◆ What the exercise asks ◆
Between the lines holding "List each element" and "me-mode-icon: 👤 [492, 66, 508, 82]", inclusive, change "dropdown" to "caret" and give those lines again with nothing else altered.

╔══

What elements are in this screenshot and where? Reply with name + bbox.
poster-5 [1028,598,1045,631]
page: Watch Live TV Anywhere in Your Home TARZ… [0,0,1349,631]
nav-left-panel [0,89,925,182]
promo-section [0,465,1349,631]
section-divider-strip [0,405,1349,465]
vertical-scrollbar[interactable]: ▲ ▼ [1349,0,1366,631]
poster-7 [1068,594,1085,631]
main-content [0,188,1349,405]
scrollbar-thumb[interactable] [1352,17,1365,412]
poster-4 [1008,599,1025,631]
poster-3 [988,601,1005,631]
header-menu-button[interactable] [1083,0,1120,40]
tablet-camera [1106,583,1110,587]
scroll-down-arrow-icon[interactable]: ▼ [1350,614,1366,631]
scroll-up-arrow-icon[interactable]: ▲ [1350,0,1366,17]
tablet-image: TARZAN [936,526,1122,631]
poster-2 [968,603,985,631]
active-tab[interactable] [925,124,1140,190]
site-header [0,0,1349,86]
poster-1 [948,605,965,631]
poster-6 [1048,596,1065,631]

╚══
╔══

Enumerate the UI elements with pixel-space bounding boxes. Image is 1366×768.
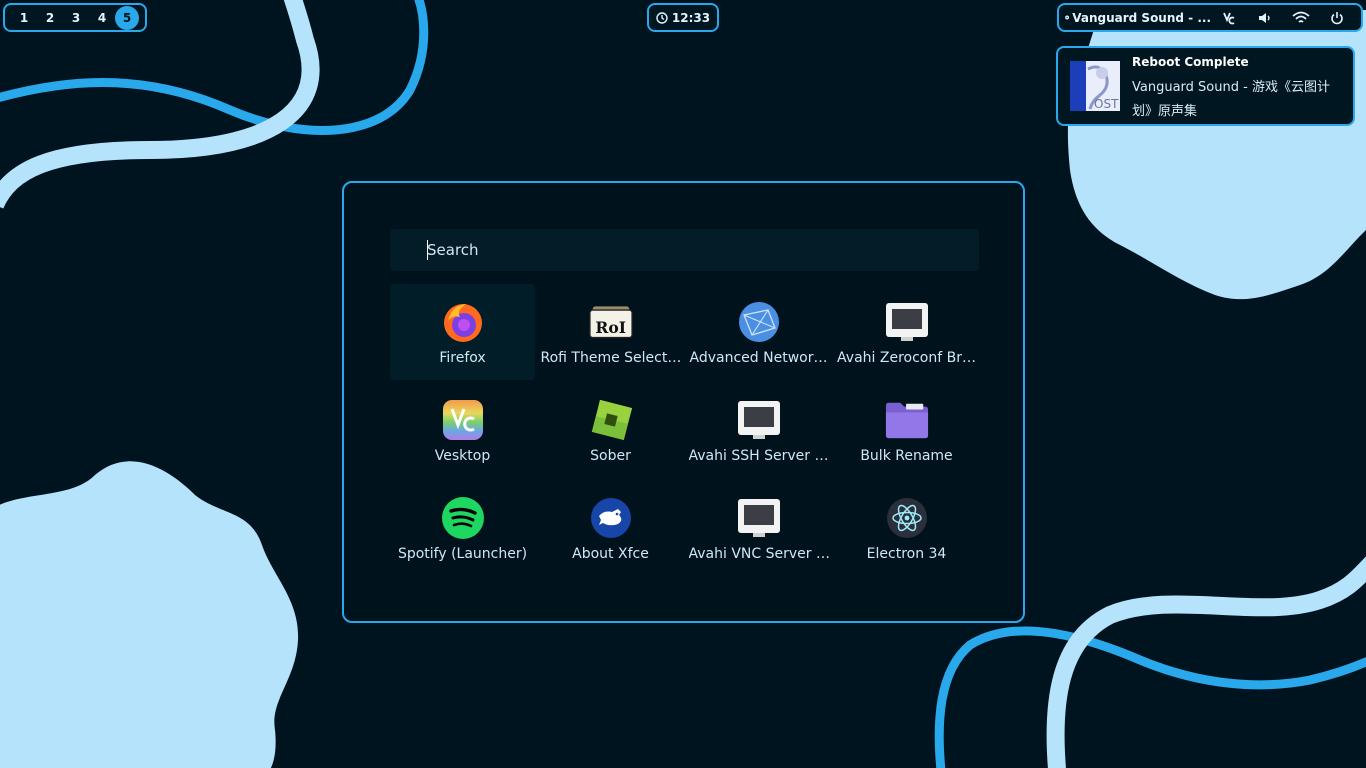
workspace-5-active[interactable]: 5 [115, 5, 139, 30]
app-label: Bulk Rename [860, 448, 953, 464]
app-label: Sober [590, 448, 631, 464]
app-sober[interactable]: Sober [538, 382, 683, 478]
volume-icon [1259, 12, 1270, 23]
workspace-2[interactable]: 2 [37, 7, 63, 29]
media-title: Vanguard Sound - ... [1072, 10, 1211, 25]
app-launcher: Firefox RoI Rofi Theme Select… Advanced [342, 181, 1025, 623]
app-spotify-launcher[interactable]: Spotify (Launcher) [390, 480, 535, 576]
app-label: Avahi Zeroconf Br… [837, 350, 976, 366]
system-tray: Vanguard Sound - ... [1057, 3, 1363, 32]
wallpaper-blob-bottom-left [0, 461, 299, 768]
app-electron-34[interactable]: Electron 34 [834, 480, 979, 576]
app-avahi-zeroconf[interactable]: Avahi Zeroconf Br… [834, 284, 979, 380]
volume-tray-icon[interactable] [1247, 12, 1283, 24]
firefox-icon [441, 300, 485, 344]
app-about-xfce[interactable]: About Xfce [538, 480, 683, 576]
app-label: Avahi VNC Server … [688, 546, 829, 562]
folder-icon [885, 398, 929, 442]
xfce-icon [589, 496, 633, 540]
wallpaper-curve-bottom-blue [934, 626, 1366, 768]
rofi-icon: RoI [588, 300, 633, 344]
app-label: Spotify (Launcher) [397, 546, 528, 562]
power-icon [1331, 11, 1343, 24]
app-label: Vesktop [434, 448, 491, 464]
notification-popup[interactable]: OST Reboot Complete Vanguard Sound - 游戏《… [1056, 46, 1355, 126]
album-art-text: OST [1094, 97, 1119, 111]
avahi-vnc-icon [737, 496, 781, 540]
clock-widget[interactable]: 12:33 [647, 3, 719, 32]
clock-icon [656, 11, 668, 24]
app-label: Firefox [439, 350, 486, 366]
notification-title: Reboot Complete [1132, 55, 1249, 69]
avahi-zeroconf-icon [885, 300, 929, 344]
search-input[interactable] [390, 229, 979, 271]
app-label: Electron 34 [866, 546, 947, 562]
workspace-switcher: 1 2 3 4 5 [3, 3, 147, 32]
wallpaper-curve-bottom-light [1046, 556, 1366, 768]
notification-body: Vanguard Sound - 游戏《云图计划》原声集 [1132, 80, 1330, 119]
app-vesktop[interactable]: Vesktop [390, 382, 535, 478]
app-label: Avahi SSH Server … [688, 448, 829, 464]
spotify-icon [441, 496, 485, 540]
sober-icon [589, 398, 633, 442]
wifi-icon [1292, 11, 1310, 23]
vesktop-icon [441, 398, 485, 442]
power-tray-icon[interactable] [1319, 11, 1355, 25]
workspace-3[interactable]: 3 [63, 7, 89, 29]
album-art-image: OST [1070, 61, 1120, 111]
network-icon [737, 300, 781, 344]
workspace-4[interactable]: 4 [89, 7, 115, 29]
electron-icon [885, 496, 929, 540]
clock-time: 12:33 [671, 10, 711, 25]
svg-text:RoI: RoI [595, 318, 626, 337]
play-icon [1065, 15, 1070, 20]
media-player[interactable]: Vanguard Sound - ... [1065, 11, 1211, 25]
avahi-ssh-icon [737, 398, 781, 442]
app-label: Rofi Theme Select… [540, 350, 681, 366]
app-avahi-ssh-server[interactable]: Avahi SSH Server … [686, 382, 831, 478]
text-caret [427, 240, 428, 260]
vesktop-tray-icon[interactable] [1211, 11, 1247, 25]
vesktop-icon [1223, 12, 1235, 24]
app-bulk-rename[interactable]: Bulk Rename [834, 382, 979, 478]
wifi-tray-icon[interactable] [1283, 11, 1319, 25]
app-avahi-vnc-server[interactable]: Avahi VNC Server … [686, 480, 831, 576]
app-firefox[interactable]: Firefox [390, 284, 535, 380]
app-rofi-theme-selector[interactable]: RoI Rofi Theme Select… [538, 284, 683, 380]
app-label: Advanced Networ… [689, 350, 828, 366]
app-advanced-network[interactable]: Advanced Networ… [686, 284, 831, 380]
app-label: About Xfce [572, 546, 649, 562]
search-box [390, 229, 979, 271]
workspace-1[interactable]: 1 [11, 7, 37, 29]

╚══
╔══

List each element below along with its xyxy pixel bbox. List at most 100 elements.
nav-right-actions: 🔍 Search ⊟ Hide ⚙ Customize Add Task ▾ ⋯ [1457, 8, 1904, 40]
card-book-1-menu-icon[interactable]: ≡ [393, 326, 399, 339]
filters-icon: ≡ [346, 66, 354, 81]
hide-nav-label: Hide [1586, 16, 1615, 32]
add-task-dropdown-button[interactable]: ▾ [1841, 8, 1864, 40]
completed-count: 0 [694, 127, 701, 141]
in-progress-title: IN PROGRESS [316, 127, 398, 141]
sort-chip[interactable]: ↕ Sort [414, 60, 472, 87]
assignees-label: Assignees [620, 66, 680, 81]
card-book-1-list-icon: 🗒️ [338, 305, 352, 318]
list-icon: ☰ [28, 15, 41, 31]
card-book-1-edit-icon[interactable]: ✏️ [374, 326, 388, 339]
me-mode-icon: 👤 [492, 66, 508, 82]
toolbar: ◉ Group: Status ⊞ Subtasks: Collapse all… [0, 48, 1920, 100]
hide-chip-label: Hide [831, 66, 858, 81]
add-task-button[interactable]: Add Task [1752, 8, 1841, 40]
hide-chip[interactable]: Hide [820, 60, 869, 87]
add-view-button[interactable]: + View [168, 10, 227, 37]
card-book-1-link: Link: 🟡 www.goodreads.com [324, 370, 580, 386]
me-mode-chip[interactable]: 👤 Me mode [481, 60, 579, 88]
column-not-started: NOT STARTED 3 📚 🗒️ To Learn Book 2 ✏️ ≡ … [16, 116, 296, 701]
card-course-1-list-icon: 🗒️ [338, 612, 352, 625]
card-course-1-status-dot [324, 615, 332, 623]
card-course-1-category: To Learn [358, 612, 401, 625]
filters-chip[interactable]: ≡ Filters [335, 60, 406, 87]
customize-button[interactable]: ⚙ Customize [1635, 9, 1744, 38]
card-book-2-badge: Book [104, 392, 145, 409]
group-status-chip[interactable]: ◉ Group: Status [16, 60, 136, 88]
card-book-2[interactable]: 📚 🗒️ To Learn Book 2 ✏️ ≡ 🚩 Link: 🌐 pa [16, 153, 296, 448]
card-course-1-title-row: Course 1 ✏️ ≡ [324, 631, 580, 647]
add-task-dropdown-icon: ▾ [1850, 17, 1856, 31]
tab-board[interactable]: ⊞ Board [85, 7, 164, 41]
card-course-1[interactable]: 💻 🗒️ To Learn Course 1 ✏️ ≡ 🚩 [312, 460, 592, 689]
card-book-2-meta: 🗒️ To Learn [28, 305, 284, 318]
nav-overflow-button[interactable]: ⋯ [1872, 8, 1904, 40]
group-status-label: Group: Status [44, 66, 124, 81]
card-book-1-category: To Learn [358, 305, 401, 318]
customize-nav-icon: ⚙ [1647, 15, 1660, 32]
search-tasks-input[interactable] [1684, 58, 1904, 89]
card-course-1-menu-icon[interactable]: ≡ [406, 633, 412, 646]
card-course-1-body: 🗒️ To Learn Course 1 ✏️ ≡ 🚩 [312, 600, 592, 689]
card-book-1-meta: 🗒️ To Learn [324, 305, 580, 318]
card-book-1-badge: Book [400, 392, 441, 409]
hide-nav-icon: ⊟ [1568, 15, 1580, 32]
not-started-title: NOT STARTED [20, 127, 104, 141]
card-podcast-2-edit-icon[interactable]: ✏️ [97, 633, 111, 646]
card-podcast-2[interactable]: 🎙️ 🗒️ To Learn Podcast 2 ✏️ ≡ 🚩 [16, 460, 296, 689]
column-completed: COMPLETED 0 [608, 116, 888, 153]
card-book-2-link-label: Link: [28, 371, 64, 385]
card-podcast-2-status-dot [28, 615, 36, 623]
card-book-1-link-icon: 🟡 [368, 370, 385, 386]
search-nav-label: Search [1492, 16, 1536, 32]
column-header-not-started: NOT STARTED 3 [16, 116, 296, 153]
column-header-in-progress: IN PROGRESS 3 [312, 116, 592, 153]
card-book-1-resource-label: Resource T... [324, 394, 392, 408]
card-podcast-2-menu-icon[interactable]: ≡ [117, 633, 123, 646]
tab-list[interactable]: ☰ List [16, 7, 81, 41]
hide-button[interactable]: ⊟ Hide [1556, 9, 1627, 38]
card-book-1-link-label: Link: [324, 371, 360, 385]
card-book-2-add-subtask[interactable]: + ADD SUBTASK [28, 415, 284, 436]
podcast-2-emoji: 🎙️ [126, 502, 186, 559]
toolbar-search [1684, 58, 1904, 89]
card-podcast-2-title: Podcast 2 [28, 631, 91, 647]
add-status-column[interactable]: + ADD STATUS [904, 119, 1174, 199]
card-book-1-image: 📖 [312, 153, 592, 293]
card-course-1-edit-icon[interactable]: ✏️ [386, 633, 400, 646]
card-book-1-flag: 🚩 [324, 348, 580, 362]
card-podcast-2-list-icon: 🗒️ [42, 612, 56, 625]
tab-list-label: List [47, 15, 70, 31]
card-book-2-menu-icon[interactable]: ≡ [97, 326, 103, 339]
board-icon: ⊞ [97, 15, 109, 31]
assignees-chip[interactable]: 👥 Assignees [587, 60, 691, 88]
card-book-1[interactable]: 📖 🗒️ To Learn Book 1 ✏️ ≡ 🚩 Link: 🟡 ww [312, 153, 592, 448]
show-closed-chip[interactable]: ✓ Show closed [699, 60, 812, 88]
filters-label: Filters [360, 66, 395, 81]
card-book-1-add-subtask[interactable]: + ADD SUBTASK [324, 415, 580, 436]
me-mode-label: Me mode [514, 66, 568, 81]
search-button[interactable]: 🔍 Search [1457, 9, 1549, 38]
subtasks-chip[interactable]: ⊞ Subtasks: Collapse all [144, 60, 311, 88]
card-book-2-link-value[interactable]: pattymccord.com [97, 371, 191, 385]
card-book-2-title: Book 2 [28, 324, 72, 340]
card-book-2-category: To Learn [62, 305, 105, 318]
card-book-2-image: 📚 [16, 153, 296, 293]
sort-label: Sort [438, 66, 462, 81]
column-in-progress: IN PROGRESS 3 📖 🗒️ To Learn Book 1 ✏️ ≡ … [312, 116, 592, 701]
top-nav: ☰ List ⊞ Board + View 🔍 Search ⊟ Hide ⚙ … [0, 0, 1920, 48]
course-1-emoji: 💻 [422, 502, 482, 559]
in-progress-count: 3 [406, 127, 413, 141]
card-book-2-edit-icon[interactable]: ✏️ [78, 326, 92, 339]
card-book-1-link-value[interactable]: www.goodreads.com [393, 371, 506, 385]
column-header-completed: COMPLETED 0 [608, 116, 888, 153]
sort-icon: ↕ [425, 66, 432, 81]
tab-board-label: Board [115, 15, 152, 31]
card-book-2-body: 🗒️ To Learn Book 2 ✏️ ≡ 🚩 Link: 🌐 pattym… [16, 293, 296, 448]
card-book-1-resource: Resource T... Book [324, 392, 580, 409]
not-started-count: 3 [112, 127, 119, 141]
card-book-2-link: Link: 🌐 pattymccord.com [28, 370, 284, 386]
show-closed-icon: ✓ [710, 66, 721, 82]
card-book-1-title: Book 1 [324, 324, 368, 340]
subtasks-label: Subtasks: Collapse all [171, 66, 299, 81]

╚══

◆ Exercise answer ◆
List each element below along with its xyxy pixel bbox. List at most 100 elements.
nav-right-actions: 🔍 Search ⊟ Hide ⚙ Customize Add Task ▾ ⋯ [1457, 8, 1904, 40]
card-book-1-menu-icon[interactable]: ≡ [393, 326, 399, 339]
filters-icon: ≡ [346, 66, 354, 81]
hide-nav-label: Hide [1586, 16, 1615, 32]
add-task-caret-button[interactable]: ▾ [1841, 8, 1864, 40]
completed-count: 0 [694, 127, 701, 141]
in-progress-title: IN PROGRESS [316, 127, 398, 141]
sort-chip[interactable]: ↕ Sort [414, 60, 472, 87]
assignees-label: Assignees [620, 66, 680, 81]
card-book-1-list-icon: 🗒️ [338, 305, 352, 318]
list-icon: ☰ [28, 15, 41, 31]
card-book-1-edit-icon[interactable]: ✏️ [374, 326, 388, 339]
me-mode-icon: 👤 [492, 66, 508, 82]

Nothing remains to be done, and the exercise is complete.